▶ **Exercise details**
Take the data that follows and retype it word for word.

▶ **Rows**
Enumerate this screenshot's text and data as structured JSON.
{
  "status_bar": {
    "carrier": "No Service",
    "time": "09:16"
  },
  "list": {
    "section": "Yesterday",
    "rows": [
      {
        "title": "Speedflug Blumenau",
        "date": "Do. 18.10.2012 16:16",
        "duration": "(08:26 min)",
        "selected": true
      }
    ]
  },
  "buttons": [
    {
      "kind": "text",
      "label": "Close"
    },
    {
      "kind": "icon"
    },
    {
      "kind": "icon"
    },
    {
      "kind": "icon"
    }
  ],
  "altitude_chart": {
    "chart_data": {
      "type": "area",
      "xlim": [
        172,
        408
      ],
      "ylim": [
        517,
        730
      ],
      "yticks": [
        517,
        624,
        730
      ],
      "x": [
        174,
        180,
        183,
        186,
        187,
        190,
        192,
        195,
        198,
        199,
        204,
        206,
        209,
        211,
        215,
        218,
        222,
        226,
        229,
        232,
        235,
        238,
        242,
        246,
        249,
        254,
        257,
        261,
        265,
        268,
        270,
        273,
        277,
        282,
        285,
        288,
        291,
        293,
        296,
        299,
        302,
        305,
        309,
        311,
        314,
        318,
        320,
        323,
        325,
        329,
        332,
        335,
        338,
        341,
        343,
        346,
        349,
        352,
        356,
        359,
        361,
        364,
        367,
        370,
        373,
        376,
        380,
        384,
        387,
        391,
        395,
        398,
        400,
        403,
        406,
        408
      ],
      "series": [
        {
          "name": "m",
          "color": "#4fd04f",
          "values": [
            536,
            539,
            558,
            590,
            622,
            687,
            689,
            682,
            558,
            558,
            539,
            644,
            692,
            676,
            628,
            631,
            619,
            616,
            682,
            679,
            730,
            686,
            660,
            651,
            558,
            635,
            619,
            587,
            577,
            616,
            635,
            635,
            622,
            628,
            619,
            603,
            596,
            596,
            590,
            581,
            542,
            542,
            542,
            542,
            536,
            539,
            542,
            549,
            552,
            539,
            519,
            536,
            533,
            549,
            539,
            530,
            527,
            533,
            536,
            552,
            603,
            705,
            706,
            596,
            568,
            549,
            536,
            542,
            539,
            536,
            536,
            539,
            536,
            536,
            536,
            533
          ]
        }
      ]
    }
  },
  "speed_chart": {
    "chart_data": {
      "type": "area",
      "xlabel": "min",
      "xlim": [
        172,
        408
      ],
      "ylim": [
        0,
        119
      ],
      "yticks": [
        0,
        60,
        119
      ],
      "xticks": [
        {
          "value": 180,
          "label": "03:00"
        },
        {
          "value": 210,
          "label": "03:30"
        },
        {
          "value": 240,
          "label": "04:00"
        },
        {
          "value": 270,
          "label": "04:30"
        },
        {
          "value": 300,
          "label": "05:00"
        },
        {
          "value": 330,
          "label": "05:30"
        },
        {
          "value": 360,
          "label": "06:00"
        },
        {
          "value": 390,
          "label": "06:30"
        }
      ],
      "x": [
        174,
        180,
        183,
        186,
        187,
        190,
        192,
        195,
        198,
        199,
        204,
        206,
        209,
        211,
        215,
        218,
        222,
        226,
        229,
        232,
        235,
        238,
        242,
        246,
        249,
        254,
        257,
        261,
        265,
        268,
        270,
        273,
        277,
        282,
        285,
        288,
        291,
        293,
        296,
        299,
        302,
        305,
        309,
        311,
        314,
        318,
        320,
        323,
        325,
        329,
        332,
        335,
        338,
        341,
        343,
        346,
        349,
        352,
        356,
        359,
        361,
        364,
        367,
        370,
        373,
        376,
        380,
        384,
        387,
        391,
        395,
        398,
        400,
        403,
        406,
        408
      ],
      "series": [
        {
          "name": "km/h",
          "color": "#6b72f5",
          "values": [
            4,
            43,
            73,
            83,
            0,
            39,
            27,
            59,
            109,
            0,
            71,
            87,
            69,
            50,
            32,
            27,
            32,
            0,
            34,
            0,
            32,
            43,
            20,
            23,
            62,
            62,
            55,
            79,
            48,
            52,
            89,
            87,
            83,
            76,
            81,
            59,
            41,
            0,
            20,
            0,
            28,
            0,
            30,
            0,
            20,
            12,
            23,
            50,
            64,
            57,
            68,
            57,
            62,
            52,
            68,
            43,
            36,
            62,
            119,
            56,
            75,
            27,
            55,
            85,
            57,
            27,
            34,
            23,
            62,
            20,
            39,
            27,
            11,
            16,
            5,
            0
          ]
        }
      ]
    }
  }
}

▶ **Expected answer**
Enumerate this screenshot's text and data as structured JSON.
{
  "status_bar": {
    "carrier": "No Service",
    "time": "09:16"
  },
  "list": {
    "section": "Yesterday",
    "rows": [
      {
        "title": "Speedflug Blumenau",
        "date": "Do. 18.10.2012 16:16",
        "duration": "(08:26 min)",
        "selected": true
      }
    ]
  },
  "buttons": [
    {
      "kind": "text",
      "label": "Close"
    },
    {
      "kind": "icon"
    },
    {
      "kind": "icon"
    },
    {
      "kind": "icon"
    }
  ],
  "altitude_chart": {
    "chart_data": {
      "type": "area",
      "xlim": [
        172,
        408
      ],
      "ylim": [
        517,
        730
      ],
      "yticks": [
        517,
        624,
        730
      ],
      "x": [
        174,
        180,
        183,
        186,
        187,
        190,
        192,
        195,
        198,
        199,
        204,
        206,
        209,
        211,
        215,
        218,
        222,
        226,
        229,
        232,
        235,
        238,
        242,
        246,
        249,
        254,
        257,
        261,
        265,
        268,
        270,
        273,
        277,
        282,
        285,
        288,
        291,
        293,
        296,
        299,
        302,
        305,
        309,
        311,
        314,
        318,
        320,
        323,
        325,
        329,
        332,
        335,
        338,
        341,
        343,
        346,
        349,
        352,
        356,
        359,
        361,
        364,
        367,
        370,
        373,
        376,
        380,
        384,
        387,
        391,
        395,
        398,
        400,
        403,
        406,
        408
      ],
      "series": [
        {
          "name": "m",
          "color": "#4fd04f",
          "values": [
            536,
            539,
            558,
            590,
            622,
            687,
            689,
            682,
            558,
            558,
            539,
            644,
            692,
            676,
            628,
            631,
            619,
            616,
            682,
            679,
            730,
            686,
            660,
            651,
            558,
            635,
            619,
            587,
            577,
            616,
            635,
            635,
            622,
            628,
            619,
            603,
            596,
            596,
            590,
            581,
            542,
            542,
            542,
            542,
            536,
            539,
            542,
            549,
            552,
            539,
            519,
            536,
            533,
            549,
            539,
            530,
            527,
            533,
            536,
            552,
            603,
            705,
            706,
            596,
            568,
            549,
            536,
            542,
            539,
            536,
            536,
            539,
            536,
            536,
            536,
            533
          ]
        }
      ]
    }
  },
  "speed_chart": {
    "chart_data": {
      "type": "area",
      "xlabel": "min",
      "xlim": [
        172,
        408
      ],
      "ylim": [
        0,
        119
      ],
      "yticks": [
        0,
        60,
        119
      ],
      "xticks": [
        {
          "value": 180,
          "label": "03:00"
        },
        {
          "value": 210,
          "label": "03:30"
        },
        {
          "value": 240,
          "label": "04:00"
        },
        {
          "value": 270,
          "label": "04:30"
        },
        {
          "value": 300,
          "label": "05:00"
        },
        {
          "value": 330,
          "label": "05:30"
        },
        {
          "value": 360,
          "label": "06:00"
        },
        {
          "value": 390,
          "label": "06:30"
        }
      ],
      "x": [
        174,
        180,
        183,
        186,
        187,
        190,
        192,
        195,
        198,
        199,
        204,
        206,
        209,
        211,
        215,
        218,
        222,
        226,
        229,
        232,
        235,
        238,
        242,
        246,
        249,
        254,
        257,
        261,
        265,
        268,
        270,
        273,
        277,
        282,
        285,
        288,
        291,
        293,
        296,
        299,
        302,
        305,
        309,
        311,
        314,
        318,
        320,
        323,
        325,
        329,
        332,
        335,
        338,
        341,
        343,
        346,
        349,
        352,
        356,
        359,
        361,
        364,
        367,
        370,
        373,
        376,
        380,
        384,
        387,
        391,
        395,
        398,
        400,
        403,
        406,
        408
      ],
      "series": [
        {
          "name": "km/h",
          "color": "#6b72f5",
          "values": [
            4,
            43,
            73,
            83,
            0,
            39,
            27,
            59,
            109,
            0,
            71,
            87,
            69,
            50,
            32,
            27,
            32,
            0,
            34,
            0,
            32,
            43,
            20,
            23,
            62,
            62,
            55,
            79,
            48,
            52,
            89,
            87,
            83,
            76,
            81,
            59,
            41,
            0,
            20,
            0,
            28,
            0,
            30,
            0,
            20,
            12,
            23,
            50,
            64,
            57,
            68,
            57,
            62,
            52,
            68,
            43,
            36,
            62,
            119,
            56,
            75,
            27,
            55,
            85,
            57,
            27,
            34,
            23,
            62,
            20,
            39,
            27,
            11,
            16,
            5,
            0
          ]
        }
      ]
    }
  }
}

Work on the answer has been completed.